--- Required task ---
How many lines in the listing below include the word "name"? Reply with the count alone.

━━━━━ Data lines ━━━━━

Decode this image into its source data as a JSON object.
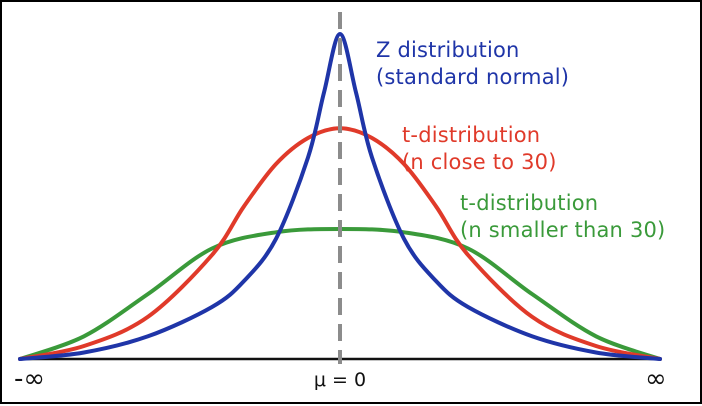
{
  "chart_data": {
    "type": "line",
    "x_ticks": [
      "-∞",
      "μ = 0",
      "∞"
    ],
    "grid": false,
    "legend": "direct labels next to curves",
    "mean_line": {
      "x": 0,
      "style": "dashed",
      "color": "#8c8c8c"
    },
    "series": [
      {
        "name": "Z distribution (standard normal)",
        "label_lines": [
          "Z distribution",
          "(standard normal)"
        ],
        "color": "#1f35a8",
        "peak": 1.0,
        "shape": "narrow",
        "x": [
          -5,
          -4,
          -3,
          -2,
          -1.5,
          -1,
          -0.5,
          -0.25,
          0,
          0.25,
          0.5,
          1,
          1.5,
          2,
          3,
          4,
          5
        ],
        "values": [
          0,
          0.02,
          0.07,
          0.16,
          0.24,
          0.37,
          0.62,
          0.82,
          1.0,
          0.82,
          0.62,
          0.37,
          0.24,
          0.16,
          0.07,
          0.02,
          0
        ]
      },
      {
        "name": "t-distribution (n close to 30)",
        "label_lines": [
          "t-distribution",
          "(n close to 30)"
        ],
        "color": "#e03a2a",
        "peak": 0.71,
        "shape": "medium",
        "x": [
          -5,
          -4,
          -3,
          -2,
          -1.5,
          -1,
          -0.5,
          0,
          0.5,
          1,
          1.5,
          2,
          3,
          4,
          5
        ],
        "values": [
          0,
          0.04,
          0.13,
          0.32,
          0.47,
          0.6,
          0.68,
          0.71,
          0.68,
          0.6,
          0.47,
          0.32,
          0.13,
          0.04,
          0
        ]
      },
      {
        "name": "t-distribution (n smaller than 30)",
        "label_lines": [
          "t-distribution",
          "(n smaller than 30)"
        ],
        "color": "#3a9a3a",
        "peak": 0.4,
        "shape": "wide",
        "x": [
          -5,
          -4,
          -3,
          -2,
          -1,
          0,
          1,
          2,
          3,
          4,
          5
        ],
        "values": [
          0,
          0.07,
          0.2,
          0.34,
          0.39,
          0.4,
          0.39,
          0.34,
          0.2,
          0.07,
          0
        ]
      }
    ]
  }
}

━━━━━

--- The answer ---
3